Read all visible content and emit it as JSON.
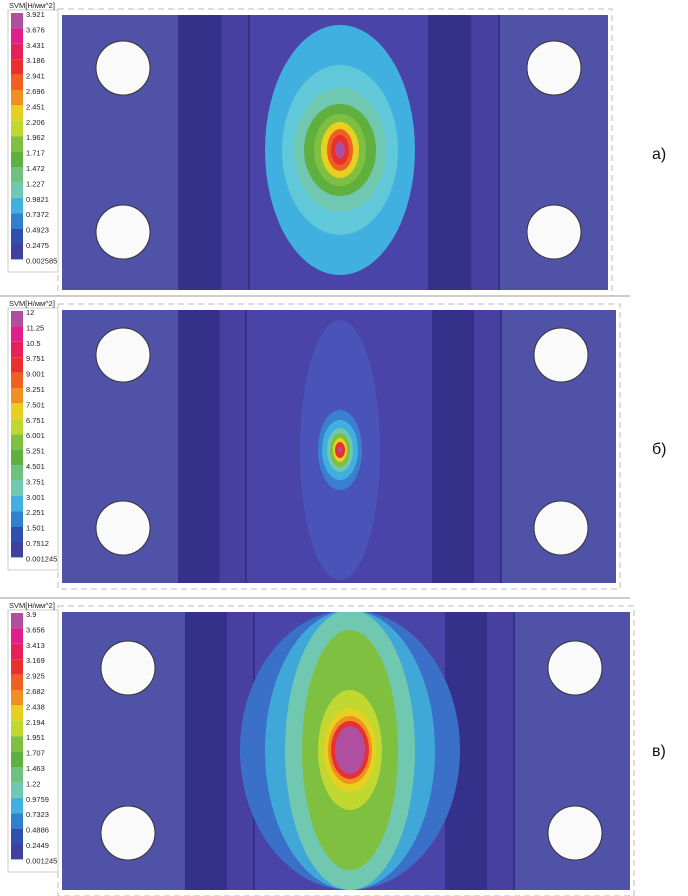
{
  "panels": [
    {
      "unit": "SVM[Н/мм^2]",
      "label": "а)",
      "legend_labels": [
        "3.921",
        "3.676",
        "3.431",
        "3.186",
        "2.941",
        "2.696",
        "2.451",
        "2.206",
        "1.962",
        "1.717",
        "1.472",
        "1.227",
        "0.9821",
        "0.7372",
        "0.4923",
        "0.2475",
        "0.002585"
      ]
    },
    {
      "unit": "SVM[Н/мм^2]",
      "label": "б)",
      "legend_labels": [
        "12",
        "11.25",
        "10.5",
        "9.751",
        "9.001",
        "8.251",
        "7.501",
        "6.751",
        "6.001",
        "5.251",
        "4.501",
        "3.751",
        "3.001",
        "2.251",
        "1.501",
        "0.7512",
        "0.001245"
      ]
    },
    {
      "unit": "SVM[Н/мм^2]",
      "label": "в)",
      "legend_labels": [
        "3.9",
        "3.656",
        "3.413",
        "3.169",
        "2.925",
        "2.682",
        "2.438",
        "2.194",
        "1.951",
        "1.707",
        "1.463",
        "1.22",
        "0.9759",
        "0.7323",
        "0.4886",
        "0.2449",
        "0.001245"
      ]
    }
  ]
}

· · · · · · ·

Stated exercise >> Your copy should hold every record word for word and none of the pictures.

Result for this exercise >>
Read all visible content and emit it as JSON.
{
  "panels": [
    {
      "unit": "SVM[Н/мм^2]",
      "label": "а)",
      "legend_labels": [
        "3.921",
        "3.676",
        "3.431",
        "3.186",
        "2.941",
        "2.696",
        "2.451",
        "2.206",
        "1.962",
        "1.717",
        "1.472",
        "1.227",
        "0.9821",
        "0.7372",
        "0.4923",
        "0.2475",
        "0.002585"
      ]
    },
    {
      "unit": "SVM[Н/мм^2]",
      "label": "б)",
      "legend_labels": [
        "12",
        "11.25",
        "10.5",
        "9.751",
        "9.001",
        "8.251",
        "7.501",
        "6.751",
        "6.001",
        "5.251",
        "4.501",
        "3.751",
        "3.001",
        "2.251",
        "1.501",
        "0.7512",
        "0.001245"
      ]
    },
    {
      "unit": "SVM[Н/мм^2]",
      "label": "в)",
      "legend_labels": [
        "3.9",
        "3.656",
        "3.413",
        "3.169",
        "2.925",
        "2.682",
        "2.438",
        "2.194",
        "1.951",
        "1.707",
        "1.463",
        "1.22",
        "0.9759",
        "0.7323",
        "0.4886",
        "0.2449",
        "0.001245"
      ]
    }
  ]
}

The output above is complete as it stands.